== PROMPT ==
Leaving out the pictures, transcribe all of the records faithfully.

Saved entries
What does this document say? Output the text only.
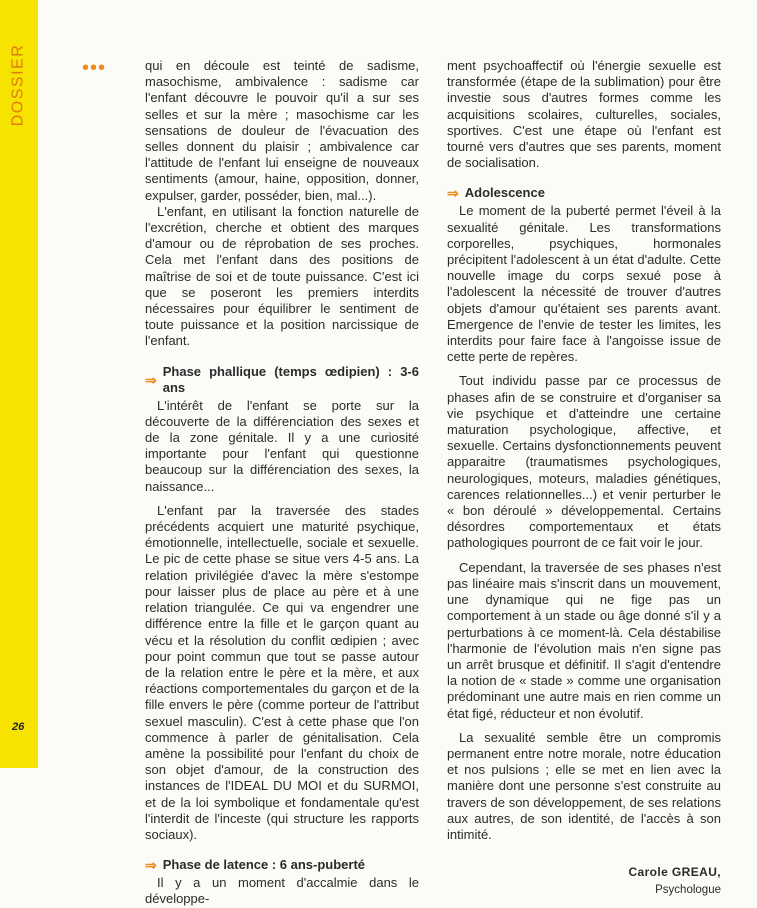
DOSSIER
26
•••	qui en découle est teinté de sadisme, masochisme, ambivalence : sadisme car l'enfant découvre le pouvoir qu'il a sur ses selles et sur la mère ; masochisme car les sensations de douleur de l'évacuation des selles donnent du plaisir ; ambivalence car l'attitude de l'enfant lui enseigne de nouveaux sentiments (amour, haine, opposition, donner, expulser, garder, posséder, bien, mal...).

L'enfant, en utilisant la fonction naturelle de l'excrétion, cherche et obtient des marques d'amour ou de réprobation de ses proches. Cela met l'enfant dans des positions de maîtrise de soi et de toute puissance. C'est ici que se poseront les premiers interdits nécessaires pour équilibrer le sentiment de toute puissance et la position narcissique de l'enfant.

⇒
Phase phallique (temps œdipien) : 3-6 ans

L'intérêt de l'enfant se porte sur la découverte de la différenciation des sexes et de la zone génitale. Il y a une curiosité importante pour l'enfant qui questionne beaucoup sur la différenciation des sexes, la naissance...

L'enfant par la traversée des stades précédents acquiert une maturité psychique, émotionnelle, intellectuelle, sociale et sexuelle. Le pic de cette phase se situe vers 4-5 ans. La relation privilégiée d'avec la mère s'estompe pour laisser plus de place au père et à une relation triangulée. Ce qui va engendrer une différence entre la fille et le garçon quant au vécu et la résolution du conflit œdipien ; avec pour point commun que tout se passe autour de la relation entre le père et la mère, et aux réactions comportementales du garçon et de la fille envers le père (comme porteur de l'attribut sexuel masculin). C'est à cette phase que l'on commence à parler de génitalisation. Cela amène la possibilité pour l'enfant du choix de son objet d'amour, de la construction des instances de l'IDEAL DU MOI et du SURMOI, et de la loi symbolique et fondamentale qu'est l'interdit de l'inceste (qui structure les rapports sociaux).

⇒ Phase de latence : 6 ans-puberté

Il y a un moment d'accalmie dans le développe-

ment psychoaffectif où l'énergie sexuelle est transformée (étape de la sublimation) pour être investie sous d'autres formes comme les acquisitions scolaires, culturelles, sociales, sportives. C'est une étape où l'enfant est tourné vers d'autres que ses parents, moment de socialisation.

⇒ Adolescence

Le moment de la puberté permet l'éveil à la sexualité génitale. Les transformations corporelles, psychiques, hormonales précipitent l'adolescent à un état d'adulte. Cette nouvelle image du corps sexué pose à l'adolescent la nécessité de trouver d'autres objets d'amour qu'étaient ses parents avant. Emergence de l'envie de tester les limites, les interdits pour faire face à l'angoisse issue de cette perte de repères.

Tout individu passe par ce processus de phases afin de se construire et d'organiser sa vie psychique et d'atteindre une certaine maturation psychologique, affective, et sexuelle. Certains dysfonctionnements peuvent apparaitre (traumatismes psychologiques, neurologiques, moteurs, maladies génétiques, carences relationnelles...) et venir perturber le « bon déroulé » développemental. Certains désordres comportementaux et états pathologiques pourront de ce fait voir le jour.

Cependant, la traversée de ses phases n'est pas linéaire mais s'inscrit dans un mouvement, une dynamique qui ne fige pas un comportement à un stade ou âge donné s'il y a perturbations à ce moment-là. Cela déstabilise l'harmonie de l'évolution mais n'en signe pas un arrêt brusque et définitif. Il s'agit d'entendre la notion de « stade » comme une organisation prédominant une autre mais en rien comme un état figé, réducteur et non évolutif.

La sexualité semble être un compromis permanent entre notre morale, notre éducation et nos pulsions ; elle se met en lien avec la manière dont une personne s'est construite au travers de son développement, de ses relations aux autres, de son identité, de l'accès à son intimité.

Carole GREAU,
Psychologue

== RESPONSE BELOW ==
What does this document say? Output the text only.
DOSSIER
26
•••	qui en découle est teinté de sadisme, masochisme, ambivalence : sadisme car l'enfant découvre le pouvoir qu'il a sur ses selles et sur la mère ; masochisme car les sensations de douleur de l'évacuation des selles donnent du plaisir ; ambivalence car l'attitude de l'enfant lui enseigne de nouveaux sentiments (amour, haine, opposition, donner, expulser, garder, posséder, bien, mal...).

L'enfant, en utilisant la fonction naturelle de l'excrétion, cherche et obtient des marques d'amour ou de réprobation de ses proches. Cela met l'enfant dans des positions de maîtrise de soi et de toute puissance. C'est ici que se poseront les premiers interdits nécessaires pour équilibrer le sentiment de toute puissance et la position narcissique de l'enfant.

⇒
Phase phallique (temps œdipien) : 3-6 ans

L'intérêt de l'enfant se porte sur la découverte de la différenciation des sexes et de la zone génitale. Il y a une curiosité importante pour l'enfant qui questionne beaucoup sur la différenciation des sexes, la naissance...

L'enfant par la traversée des stades précédents acquiert une maturité psychique, émotionnelle, intellectuelle, sociale et sexuelle. Le pic de cette phase se situe vers 4-5 ans. La relation privilégiée d'avec la mère s'estompe pour laisser plus de place au père et à une relation triangulée. Ce qui va engendrer une différence entre la fille et le garçon quant au vécu et la résolution du conflit œdipien ; avec pour point commun que tout se passe autour de la relation entre le père et la mère, et aux réactions comportementales du garçon et de la fille envers le père (comme porteur de l'attribut sexuel masculin). C'est à cette phase que l'on commence à parler de génitalisation. Cela amène la possibilité pour l'enfant du choix de son objet d'amour, de la construction des instances de l'IDEAL DU MOI et du SURMOI, et de la loi symbolique et fondamentale qu'est l'interdit de l'inceste (qui structure les rapports sociaux).

⇒ Phase de latence : 6 ans-puberté

Il y a un moment d'accalmie dans le développe-

ment psychoaffectif où l'énergie sexuelle est transformée (étape de la sublimation) pour être investie sous d'autres formes comme les acquisitions scolaires, culturelles, sociales, sportives. C'est une étape où l'enfant est tourné vers d'autres que ses parents, moment de socialisation.

⇒ Adolescence

Le moment de la puberté permet l'éveil à la sexualité génitale. Les transformations corporelles, psychiques, hormonales précipitent l'adolescent à un état d'adulte. Cette nouvelle image du corps sexué pose à l'adolescent la nécessité de trouver d'autres objets d'amour qu'étaient ses parents avant. Emergence de l'envie de tester les limites, les interdits pour faire face à l'angoisse issue de cette perte de repères.

Tout individu passe par ce processus de phases afin de se construire et d'organiser sa vie psychique et d'atteindre une certaine maturation psychologique, affective, et sexuelle. Certains dysfonctionnements peuvent apparaitre (traumatismes psychologiques, neurologiques, moteurs, maladies génétiques, carences relationnelles...) et venir perturber le « bon déroulé » développemental. Certains désordres comportementaux et états pathologiques pourront de ce fait voir le jour.

Cependant, la traversée de ses phases n'est pas linéaire mais s'inscrit dans un mouvement, une dynamique qui ne fige pas un comportement à un stade ou âge donné s'il y a perturbations à ce moment-là. Cela déstabilise l'harmonie de l'évolution mais n'en signe pas un arrêt brusque et définitif. Il s'agit d'entendre la notion de « stade » comme une organisation prédominant une autre mais en rien comme un état figé, réducteur et non évolutif.

La sexualité semble être un compromis permanent entre notre morale, notre éducation et nos pulsions ; elle se met en lien avec la manière dont une personne s'est construite au travers de son développement, de ses relations aux autres, de son identité, de l'accès à son intimité.

Carole GREAU,
Psychologue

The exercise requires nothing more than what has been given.